━━ GIVEN DATA

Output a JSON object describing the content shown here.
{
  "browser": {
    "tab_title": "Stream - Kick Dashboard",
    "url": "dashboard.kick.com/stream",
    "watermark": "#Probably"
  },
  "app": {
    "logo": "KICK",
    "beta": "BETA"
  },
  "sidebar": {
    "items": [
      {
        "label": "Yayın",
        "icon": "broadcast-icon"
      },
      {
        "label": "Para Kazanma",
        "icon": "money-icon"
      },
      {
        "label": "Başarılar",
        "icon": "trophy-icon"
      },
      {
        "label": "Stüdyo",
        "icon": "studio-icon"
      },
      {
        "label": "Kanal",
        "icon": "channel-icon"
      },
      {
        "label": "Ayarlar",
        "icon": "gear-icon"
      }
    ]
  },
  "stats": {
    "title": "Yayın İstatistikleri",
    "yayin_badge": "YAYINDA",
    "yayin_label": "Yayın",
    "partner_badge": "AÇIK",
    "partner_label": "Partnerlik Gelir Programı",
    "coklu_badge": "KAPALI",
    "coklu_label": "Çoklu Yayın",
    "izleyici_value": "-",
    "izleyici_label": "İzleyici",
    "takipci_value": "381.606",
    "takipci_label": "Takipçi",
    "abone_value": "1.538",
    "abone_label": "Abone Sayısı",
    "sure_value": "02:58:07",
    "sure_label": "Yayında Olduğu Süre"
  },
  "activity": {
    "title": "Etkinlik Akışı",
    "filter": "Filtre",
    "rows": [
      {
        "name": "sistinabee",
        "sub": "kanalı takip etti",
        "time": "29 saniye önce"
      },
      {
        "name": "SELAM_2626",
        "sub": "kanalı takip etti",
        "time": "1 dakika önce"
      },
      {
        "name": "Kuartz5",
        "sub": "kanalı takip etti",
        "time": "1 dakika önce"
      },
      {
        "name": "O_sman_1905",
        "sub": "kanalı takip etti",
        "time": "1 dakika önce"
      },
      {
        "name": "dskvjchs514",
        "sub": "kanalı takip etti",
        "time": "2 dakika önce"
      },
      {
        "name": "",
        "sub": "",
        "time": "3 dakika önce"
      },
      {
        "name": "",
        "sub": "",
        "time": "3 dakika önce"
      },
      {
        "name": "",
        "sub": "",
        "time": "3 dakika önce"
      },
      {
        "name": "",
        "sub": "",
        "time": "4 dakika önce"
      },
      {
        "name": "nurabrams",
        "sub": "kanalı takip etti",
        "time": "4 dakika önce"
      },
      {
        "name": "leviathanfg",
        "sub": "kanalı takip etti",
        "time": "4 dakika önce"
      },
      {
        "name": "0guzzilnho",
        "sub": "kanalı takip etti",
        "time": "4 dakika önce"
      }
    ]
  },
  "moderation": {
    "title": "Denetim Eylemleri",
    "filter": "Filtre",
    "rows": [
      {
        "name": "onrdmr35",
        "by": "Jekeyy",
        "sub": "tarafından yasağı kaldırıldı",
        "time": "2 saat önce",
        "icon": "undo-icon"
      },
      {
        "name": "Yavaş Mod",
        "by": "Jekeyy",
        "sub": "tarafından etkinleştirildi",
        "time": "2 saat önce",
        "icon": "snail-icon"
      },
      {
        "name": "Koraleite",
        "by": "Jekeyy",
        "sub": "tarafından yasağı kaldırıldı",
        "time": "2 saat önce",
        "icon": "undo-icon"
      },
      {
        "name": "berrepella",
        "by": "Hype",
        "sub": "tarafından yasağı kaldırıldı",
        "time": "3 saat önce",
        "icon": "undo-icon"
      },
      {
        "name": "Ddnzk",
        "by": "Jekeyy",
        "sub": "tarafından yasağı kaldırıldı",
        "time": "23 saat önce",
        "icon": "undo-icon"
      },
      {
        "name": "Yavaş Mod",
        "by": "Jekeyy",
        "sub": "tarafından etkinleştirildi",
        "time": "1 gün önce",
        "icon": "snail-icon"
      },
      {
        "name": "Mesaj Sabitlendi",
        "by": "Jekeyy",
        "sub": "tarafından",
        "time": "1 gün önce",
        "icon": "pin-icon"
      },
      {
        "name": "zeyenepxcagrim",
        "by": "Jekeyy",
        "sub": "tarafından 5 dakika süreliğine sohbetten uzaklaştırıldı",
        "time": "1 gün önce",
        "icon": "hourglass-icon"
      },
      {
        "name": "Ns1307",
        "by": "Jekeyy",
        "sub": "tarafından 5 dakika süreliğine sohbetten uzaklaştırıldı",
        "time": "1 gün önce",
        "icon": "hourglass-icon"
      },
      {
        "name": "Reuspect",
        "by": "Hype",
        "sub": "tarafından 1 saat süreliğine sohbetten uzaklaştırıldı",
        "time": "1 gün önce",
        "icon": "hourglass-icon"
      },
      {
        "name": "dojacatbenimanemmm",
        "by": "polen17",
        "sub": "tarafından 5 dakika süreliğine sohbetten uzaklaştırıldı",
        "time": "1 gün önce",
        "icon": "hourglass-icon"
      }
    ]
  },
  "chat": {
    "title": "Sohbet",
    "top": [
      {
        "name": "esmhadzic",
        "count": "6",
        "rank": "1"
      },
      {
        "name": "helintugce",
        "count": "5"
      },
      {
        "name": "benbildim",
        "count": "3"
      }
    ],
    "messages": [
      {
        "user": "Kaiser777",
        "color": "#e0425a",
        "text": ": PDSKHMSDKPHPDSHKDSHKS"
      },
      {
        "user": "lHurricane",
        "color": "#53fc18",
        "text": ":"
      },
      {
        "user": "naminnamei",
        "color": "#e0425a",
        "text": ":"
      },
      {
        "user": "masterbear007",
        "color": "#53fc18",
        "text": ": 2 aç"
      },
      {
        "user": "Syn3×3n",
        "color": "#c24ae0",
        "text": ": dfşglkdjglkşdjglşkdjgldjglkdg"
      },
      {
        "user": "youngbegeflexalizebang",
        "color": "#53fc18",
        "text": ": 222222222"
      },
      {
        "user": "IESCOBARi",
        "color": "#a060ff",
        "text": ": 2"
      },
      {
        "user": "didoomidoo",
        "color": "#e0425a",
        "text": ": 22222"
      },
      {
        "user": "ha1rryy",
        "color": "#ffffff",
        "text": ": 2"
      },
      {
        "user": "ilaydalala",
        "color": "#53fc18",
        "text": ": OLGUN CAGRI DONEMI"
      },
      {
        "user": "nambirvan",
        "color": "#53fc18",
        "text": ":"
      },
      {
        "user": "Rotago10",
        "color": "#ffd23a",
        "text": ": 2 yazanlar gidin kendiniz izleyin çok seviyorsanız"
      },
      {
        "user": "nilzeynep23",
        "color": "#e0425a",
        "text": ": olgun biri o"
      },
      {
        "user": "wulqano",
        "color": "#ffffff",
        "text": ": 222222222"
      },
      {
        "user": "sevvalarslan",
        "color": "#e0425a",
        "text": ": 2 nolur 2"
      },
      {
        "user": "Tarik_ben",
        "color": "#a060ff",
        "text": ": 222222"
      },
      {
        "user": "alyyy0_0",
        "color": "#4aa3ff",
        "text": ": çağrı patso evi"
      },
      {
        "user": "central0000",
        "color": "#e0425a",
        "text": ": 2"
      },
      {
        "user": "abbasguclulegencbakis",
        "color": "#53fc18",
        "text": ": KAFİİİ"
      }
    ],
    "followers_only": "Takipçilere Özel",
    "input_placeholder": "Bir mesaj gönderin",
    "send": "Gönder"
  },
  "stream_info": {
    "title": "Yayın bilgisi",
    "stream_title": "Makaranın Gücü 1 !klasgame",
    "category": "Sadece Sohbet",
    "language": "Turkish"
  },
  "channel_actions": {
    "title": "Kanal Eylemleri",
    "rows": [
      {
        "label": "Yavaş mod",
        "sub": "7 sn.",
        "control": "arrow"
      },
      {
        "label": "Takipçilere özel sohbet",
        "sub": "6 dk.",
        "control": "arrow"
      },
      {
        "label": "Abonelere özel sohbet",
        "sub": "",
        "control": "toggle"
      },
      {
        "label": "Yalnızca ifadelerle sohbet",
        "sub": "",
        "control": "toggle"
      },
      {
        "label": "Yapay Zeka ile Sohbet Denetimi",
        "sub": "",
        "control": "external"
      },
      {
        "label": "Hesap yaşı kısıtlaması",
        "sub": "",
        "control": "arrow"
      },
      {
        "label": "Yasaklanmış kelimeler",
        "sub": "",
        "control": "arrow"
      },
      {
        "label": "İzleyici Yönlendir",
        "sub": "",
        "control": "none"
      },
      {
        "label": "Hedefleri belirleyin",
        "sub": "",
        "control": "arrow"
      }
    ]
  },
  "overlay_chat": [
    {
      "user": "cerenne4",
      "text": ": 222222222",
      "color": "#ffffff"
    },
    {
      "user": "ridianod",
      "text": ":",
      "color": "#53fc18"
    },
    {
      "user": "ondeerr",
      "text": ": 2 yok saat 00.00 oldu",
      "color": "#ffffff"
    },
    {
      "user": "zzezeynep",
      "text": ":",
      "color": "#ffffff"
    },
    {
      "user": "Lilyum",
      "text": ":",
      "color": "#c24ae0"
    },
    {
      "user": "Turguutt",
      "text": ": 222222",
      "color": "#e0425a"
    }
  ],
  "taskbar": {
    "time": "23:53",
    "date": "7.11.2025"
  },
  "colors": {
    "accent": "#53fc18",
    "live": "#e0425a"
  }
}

━━━━

• _TASK BRIEF_
Each line of the material that holds the string "Takipçilere" counts once; give the total alone.

• _FULL OUTPUT_
2